EXERCISE INPUTS:
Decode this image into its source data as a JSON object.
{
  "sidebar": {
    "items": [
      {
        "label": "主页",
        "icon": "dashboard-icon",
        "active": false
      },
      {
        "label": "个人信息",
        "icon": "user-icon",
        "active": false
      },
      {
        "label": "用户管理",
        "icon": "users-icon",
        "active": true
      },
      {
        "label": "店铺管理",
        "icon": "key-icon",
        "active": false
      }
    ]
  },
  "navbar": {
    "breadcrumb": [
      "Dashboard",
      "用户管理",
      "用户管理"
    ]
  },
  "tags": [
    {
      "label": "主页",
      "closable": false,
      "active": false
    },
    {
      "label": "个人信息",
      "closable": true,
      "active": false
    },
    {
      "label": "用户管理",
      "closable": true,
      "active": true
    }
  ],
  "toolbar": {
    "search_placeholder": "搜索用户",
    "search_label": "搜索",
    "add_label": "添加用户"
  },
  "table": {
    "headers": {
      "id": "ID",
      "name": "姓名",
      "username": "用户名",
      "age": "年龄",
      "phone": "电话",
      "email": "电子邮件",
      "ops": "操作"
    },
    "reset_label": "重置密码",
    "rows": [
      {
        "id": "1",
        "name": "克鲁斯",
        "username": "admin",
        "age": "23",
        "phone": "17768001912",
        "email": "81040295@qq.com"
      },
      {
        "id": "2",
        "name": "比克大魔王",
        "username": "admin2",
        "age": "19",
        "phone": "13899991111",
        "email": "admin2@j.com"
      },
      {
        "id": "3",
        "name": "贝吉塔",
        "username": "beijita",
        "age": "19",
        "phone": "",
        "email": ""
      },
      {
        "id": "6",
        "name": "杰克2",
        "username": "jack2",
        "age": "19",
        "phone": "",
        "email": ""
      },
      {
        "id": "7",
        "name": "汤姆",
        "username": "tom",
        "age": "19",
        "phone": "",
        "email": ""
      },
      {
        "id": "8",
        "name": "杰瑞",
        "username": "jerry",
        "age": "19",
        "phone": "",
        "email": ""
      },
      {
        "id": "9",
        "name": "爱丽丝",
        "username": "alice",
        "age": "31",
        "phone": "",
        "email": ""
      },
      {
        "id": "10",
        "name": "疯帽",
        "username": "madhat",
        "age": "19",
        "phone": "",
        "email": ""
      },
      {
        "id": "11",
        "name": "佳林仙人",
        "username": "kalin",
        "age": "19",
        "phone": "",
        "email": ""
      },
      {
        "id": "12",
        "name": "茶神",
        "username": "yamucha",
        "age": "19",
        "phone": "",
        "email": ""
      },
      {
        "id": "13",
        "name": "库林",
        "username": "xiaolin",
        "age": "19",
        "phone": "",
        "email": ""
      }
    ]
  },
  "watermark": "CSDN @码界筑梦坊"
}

INSTRUCTIONS TO FOLLOW: Every line of the material must be returned exactly as it appears.

WRITTEN ANSWER:
Decode this image into its source data as a JSON object.
{
  "sidebar": {
    "items": [
      {
        "label": "主页",
        "icon": "dashboard-icon",
        "active": false
      },
      {
        "label": "个人信息",
        "icon": "user-icon",
        "active": false
      },
      {
        "label": "用户管理",
        "icon": "users-icon",
        "active": true
      },
      {
        "label": "店铺管理",
        "icon": "key-icon",
        "active": false
      }
    ]
  },
  "navbar": {
    "breadcrumb": [
      "Dashboard",
      "用户管理",
      "用户管理"
    ]
  },
  "tags": [
    {
      "label": "主页",
      "closable": false,
      "active": false
    },
    {
      "label": "个人信息",
      "closable": true,
      "active": false
    },
    {
      "label": "用户管理",
      "closable": true,
      "active": true
    }
  ],
  "toolbar": {
    "search_placeholder": "搜索用户",
    "search_label": "搜索",
    "add_label": "添加用户"
  },
  "table": {
    "headers": {
      "id": "ID",
      "name": "姓名",
      "username": "用户名",
      "age": "年龄",
      "phone": "电话",
      "email": "电子邮件",
      "ops": "操作"
    },
    "reset_label": "重置密码",
    "rows": [
      {
        "id": "1",
        "name": "克鲁斯",
        "username": "admin",
        "age": "23",
        "phone": "17768001912",
        "email": "81040295@qq.com"
      },
      {
        "id": "2",
        "name": "比克大魔王",
        "username": "admin2",
        "age": "19",
        "phone": "13899991111",
        "email": "admin2@j.com"
      },
      {
        "id": "3",
        "name": "贝吉塔",
        "username": "beijita",
        "age": "19",
        "phone": "",
        "email": ""
      },
      {
        "id": "6",
        "name": "杰克2",
        "username": "jack2",
        "age": "19",
        "phone": "",
        "email": ""
      },
      {
        "id": "7",
        "name": "汤姆",
        "username": "tom",
        "age": "19",
        "phone": "",
        "email": ""
      },
      {
        "id": "8",
        "name": "杰瑞",
        "username": "jerry",
        "age": "19",
        "phone": "",
        "email": ""
      },
      {
        "id": "9",
        "name": "爱丽丝",
        "username": "alice",
        "age": "31",
        "phone": "",
        "email": ""
      },
      {
        "id": "10",
        "name": "疯帽",
        "username": "madhat",
        "age": "19",
        "phone": "",
        "email": ""
      },
      {
        "id": "11",
        "name": "佳林仙人",
        "username": "kalin",
        "age": "19",
        "phone": "",
        "email": ""
      },
      {
        "id": "12",
        "name": "茶神",
        "username": "yamucha",
        "age": "19",
        "phone": "",
        "email": ""
      },
      {
        "id": "13",
        "name": "库林",
        "username": "xiaolin",
        "age": "19",
        "phone": "",
        "email": ""
      }
    ]
  },
  "watermark": "CSDN @码界筑梦坊"
}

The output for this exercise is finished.